**指示:** 項目の最初の行から「afr-cell[interactable]: 14.9: [472, 567, 546, 609]」を含む行まで（その行も含む）を、一字も変えずに抜き出してください。

(データソースからの項目)

# # # #

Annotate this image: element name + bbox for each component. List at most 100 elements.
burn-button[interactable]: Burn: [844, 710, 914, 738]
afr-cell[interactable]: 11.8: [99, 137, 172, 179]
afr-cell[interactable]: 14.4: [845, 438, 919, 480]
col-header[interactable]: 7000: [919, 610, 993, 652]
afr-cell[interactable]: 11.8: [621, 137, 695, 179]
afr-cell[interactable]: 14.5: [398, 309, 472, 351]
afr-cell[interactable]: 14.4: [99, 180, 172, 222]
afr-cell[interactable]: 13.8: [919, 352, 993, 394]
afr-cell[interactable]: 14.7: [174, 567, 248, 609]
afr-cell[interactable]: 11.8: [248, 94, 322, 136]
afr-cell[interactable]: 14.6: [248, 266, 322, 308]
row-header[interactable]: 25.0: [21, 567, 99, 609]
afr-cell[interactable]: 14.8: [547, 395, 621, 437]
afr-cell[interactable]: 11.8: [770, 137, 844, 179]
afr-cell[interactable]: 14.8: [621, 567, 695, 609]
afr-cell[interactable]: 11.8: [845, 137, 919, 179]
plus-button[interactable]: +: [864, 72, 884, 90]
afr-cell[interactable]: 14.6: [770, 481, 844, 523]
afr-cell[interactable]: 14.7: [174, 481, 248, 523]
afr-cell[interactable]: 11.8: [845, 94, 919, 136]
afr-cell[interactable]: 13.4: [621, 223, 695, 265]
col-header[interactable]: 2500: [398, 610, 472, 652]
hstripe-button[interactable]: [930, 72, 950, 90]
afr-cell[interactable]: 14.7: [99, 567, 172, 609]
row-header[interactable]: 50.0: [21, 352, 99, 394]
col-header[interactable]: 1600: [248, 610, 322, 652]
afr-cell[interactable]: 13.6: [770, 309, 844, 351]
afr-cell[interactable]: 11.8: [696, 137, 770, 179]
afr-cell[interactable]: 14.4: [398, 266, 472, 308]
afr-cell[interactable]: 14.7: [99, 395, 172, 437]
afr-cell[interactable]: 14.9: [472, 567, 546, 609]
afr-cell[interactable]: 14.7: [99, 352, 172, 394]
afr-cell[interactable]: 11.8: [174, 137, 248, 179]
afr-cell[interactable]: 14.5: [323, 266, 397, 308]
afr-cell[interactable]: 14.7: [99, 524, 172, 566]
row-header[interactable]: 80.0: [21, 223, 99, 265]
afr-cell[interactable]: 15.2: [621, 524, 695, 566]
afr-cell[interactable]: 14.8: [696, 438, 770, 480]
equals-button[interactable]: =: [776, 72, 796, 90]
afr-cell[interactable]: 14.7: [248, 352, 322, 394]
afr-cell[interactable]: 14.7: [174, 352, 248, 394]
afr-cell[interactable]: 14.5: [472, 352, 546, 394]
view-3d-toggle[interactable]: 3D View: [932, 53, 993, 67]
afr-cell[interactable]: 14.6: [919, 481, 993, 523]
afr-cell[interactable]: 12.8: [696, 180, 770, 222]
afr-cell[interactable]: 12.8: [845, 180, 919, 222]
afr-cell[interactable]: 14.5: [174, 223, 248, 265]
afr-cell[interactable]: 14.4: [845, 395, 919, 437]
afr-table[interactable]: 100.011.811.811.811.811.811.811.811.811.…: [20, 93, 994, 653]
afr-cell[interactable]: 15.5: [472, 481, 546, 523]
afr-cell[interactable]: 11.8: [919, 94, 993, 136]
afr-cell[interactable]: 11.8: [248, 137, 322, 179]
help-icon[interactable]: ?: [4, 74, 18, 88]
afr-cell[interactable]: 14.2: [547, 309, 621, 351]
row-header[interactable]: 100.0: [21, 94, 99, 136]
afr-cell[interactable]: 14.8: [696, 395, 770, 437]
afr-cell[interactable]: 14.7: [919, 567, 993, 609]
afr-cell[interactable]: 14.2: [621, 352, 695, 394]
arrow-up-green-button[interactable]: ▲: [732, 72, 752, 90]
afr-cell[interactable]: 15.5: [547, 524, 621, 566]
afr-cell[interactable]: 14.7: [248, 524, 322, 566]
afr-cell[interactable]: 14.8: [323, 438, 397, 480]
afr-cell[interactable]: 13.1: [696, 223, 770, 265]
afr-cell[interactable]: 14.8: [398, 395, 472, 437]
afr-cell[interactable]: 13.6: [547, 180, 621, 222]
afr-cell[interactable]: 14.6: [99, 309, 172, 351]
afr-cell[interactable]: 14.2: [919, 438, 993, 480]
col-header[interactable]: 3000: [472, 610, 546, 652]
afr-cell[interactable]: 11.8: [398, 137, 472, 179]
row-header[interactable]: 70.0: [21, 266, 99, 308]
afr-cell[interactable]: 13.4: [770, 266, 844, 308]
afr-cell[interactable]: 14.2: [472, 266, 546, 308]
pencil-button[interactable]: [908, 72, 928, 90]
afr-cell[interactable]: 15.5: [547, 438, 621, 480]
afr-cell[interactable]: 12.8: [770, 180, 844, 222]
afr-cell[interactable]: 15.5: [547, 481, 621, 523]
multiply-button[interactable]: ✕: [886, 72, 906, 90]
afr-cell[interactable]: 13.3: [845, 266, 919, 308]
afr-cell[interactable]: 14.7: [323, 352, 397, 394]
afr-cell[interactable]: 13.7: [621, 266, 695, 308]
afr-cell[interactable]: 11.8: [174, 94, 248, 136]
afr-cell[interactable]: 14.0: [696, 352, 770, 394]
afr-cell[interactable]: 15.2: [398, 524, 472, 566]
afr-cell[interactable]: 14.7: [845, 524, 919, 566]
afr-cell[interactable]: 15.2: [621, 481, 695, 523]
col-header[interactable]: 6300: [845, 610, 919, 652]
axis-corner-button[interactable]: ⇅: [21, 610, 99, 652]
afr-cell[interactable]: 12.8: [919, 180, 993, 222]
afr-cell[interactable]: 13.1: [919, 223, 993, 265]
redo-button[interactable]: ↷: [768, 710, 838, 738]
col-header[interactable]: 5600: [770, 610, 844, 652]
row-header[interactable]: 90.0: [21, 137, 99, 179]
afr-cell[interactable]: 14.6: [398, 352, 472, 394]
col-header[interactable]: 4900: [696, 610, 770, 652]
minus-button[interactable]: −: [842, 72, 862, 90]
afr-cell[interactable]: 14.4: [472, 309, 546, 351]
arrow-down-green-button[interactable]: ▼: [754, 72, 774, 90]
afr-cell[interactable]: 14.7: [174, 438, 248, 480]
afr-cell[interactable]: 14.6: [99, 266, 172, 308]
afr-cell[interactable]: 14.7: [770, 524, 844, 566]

# # # #

**解答:**
Annotate this image: element name + bbox for each component. List at most 100 elements.
burn-button[interactable]: Burn: [844, 710, 914, 738]
afr-cell[interactable]: 11.8: [99, 137, 172, 179]
afr-cell[interactable]: 14.4: [845, 438, 919, 480]
col-header[interactable]: 7000: [919, 610, 993, 652]
afr-cell[interactable]: 11.8: [621, 137, 695, 179]
afr-cell[interactable]: 14.5: [398, 309, 472, 351]
afr-cell[interactable]: 14.4: [99, 180, 172, 222]
afr-cell[interactable]: 13.8: [919, 352, 993, 394]
afr-cell[interactable]: 14.7: [174, 567, 248, 609]
afr-cell[interactable]: 11.8: [248, 94, 322, 136]
afr-cell[interactable]: 14.6: [248, 266, 322, 308]
row-header[interactable]: 25.0: [21, 567, 99, 609]
afr-cell[interactable]: 14.8: [547, 395, 621, 437]
afr-cell[interactable]: 11.8: [770, 137, 844, 179]
afr-cell[interactable]: 14.8: [621, 567, 695, 609]
afr-cell[interactable]: 11.8: [845, 137, 919, 179]
plus-button[interactable]: +: [864, 72, 884, 90]
afr-cell[interactable]: 14.6: [770, 481, 844, 523]
afr-cell[interactable]: 14.7: [174, 481, 248, 523]
afr-cell[interactable]: 11.8: [845, 94, 919, 136]
afr-cell[interactable]: 13.4: [621, 223, 695, 265]
col-header[interactable]: 2500: [398, 610, 472, 652]
hstripe-button[interactable]: [930, 72, 950, 90]
afr-cell[interactable]: 14.7: [99, 567, 172, 609]
row-header[interactable]: 50.0: [21, 352, 99, 394]
col-header[interactable]: 1600: [248, 610, 322, 652]
afr-cell[interactable]: 13.6: [770, 309, 844, 351]
afr-cell[interactable]: 11.8: [696, 137, 770, 179]
afr-cell[interactable]: 14.4: [398, 266, 472, 308]
afr-cell[interactable]: 14.7: [99, 395, 172, 437]
afr-cell[interactable]: 14.9: [472, 567, 546, 609]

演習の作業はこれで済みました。